- **Problem to solve**:
Transcribe all of the material exactly.

Records from a data collection:

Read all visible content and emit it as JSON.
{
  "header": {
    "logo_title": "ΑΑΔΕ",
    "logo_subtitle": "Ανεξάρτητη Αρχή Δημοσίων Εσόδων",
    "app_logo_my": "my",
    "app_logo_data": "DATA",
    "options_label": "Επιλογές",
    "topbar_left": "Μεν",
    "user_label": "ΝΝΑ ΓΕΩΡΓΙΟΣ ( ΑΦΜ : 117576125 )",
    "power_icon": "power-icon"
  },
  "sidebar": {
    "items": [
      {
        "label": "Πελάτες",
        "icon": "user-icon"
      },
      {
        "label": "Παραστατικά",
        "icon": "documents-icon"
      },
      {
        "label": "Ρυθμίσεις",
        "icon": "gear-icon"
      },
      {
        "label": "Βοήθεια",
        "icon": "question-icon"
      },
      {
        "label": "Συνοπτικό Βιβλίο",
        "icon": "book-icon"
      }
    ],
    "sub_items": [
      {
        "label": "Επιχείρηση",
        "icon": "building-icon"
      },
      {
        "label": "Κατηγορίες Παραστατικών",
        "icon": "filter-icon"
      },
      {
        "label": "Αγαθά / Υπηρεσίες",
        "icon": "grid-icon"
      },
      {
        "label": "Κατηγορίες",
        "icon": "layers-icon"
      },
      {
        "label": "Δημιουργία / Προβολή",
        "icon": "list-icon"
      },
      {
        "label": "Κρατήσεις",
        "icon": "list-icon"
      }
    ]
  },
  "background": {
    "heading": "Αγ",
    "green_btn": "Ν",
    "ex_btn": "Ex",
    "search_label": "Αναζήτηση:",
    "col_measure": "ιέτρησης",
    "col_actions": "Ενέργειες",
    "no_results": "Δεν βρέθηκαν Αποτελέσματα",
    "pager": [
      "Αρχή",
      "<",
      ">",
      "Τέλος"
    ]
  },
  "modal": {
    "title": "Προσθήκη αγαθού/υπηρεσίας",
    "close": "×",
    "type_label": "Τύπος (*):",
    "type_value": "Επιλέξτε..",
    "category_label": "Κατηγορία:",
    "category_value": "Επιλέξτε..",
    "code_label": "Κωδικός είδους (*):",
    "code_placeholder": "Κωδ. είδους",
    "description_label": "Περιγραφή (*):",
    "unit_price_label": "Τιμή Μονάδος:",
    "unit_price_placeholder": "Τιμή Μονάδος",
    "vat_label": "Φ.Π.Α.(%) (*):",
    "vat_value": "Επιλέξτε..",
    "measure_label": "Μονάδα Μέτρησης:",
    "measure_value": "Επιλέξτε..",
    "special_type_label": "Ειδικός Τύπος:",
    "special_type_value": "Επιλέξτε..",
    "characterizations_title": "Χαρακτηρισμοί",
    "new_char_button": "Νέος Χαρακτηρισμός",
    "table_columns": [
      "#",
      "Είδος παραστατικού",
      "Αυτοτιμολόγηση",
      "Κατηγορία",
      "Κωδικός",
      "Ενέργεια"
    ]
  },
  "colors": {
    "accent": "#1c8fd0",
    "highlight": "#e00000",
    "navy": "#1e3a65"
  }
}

- **Answer to the exercise**:
Read all visible content and emit it as JSON.
{
  "header": {
    "logo_title": "ΑΑΔΕ",
    "logo_subtitle": "Ανεξάρτητη Αρχή Δημοσίων Εσόδων",
    "app_logo_my": "my",
    "app_logo_data": "DATA",
    "options_label": "Επιλογές",
    "topbar_left": "Μεν",
    "user_label": "ΝΝΑ ΓΕΩΡΓΙΟΣ ( ΑΦΜ : 117576125 )",
    "power_icon": "power-icon"
  },
  "sidebar": {
    "items": [
      {
        "label": "Πελάτες",
        "icon": "user-icon"
      },
      {
        "label": "Παραστατικά",
        "icon": "documents-icon"
      },
      {
        "label": "Ρυθμίσεις",
        "icon": "gear-icon"
      },
      {
        "label": "Βοήθεια",
        "icon": "question-icon"
      },
      {
        "label": "Συνοπτικό Βιβλίο",
        "icon": "book-icon"
      }
    ],
    "sub_items": [
      {
        "label": "Επιχείρηση",
        "icon": "building-icon"
      },
      {
        "label": "Κατηγορίες Παραστατικών",
        "icon": "filter-icon"
      },
      {
        "label": "Αγαθά / Υπηρεσίες",
        "icon": "grid-icon"
      },
      {
        "label": "Κατηγορίες",
        "icon": "layers-icon"
      },
      {
        "label": "Δημιουργία / Προβολή",
        "icon": "list-icon"
      },
      {
        "label": "Κρατήσεις",
        "icon": "list-icon"
      }
    ]
  },
  "background": {
    "heading": "Αγ",
    "green_btn": "Ν",
    "ex_btn": "Ex",
    "search_label": "Αναζήτηση:",
    "col_measure": "ιέτρησης",
    "col_actions": "Ενέργειες",
    "no_results": "Δεν βρέθηκαν Αποτελέσματα",
    "pager": [
      "Αρχή",
      "<",
      ">",
      "Τέλος"
    ]
  },
  "modal": {
    "title": "Προσθήκη αγαθού/υπηρεσίας",
    "close": "×",
    "type_label": "Τύπος (*):",
    "type_value": "Επιλέξτε..",
    "category_label": "Κατηγορία:",
    "category_value": "Επιλέξτε..",
    "code_label": "Κωδικός είδους (*):",
    "code_placeholder": "Κωδ. είδους",
    "description_label": "Περιγραφή (*):",
    "unit_price_label": "Τιμή Μονάδος:",
    "unit_price_placeholder": "Τιμή Μονάδος",
    "vat_label": "Φ.Π.Α.(%) (*):",
    "vat_value": "Επιλέξτε..",
    "measure_label": "Μονάδα Μέτρησης:",
    "measure_value": "Επιλέξτε..",
    "special_type_label": "Ειδικός Τύπος:",
    "special_type_value": "Επιλέξτε..",
    "characterizations_title": "Χαρακτηρισμοί",
    "new_char_button": "Νέος Χαρακτηρισμός",
    "table_columns": [
      "#",
      "Είδος παραστατικού",
      "Αυτοτιμολόγηση",
      "Κατηγορία",
      "Κωδικός",
      "Ενέργεια"
    ]
  },
  "colors": {
    "accent": "#1c8fd0",
    "highlight": "#e00000",
    "navy": "#1e3a65"
  }
}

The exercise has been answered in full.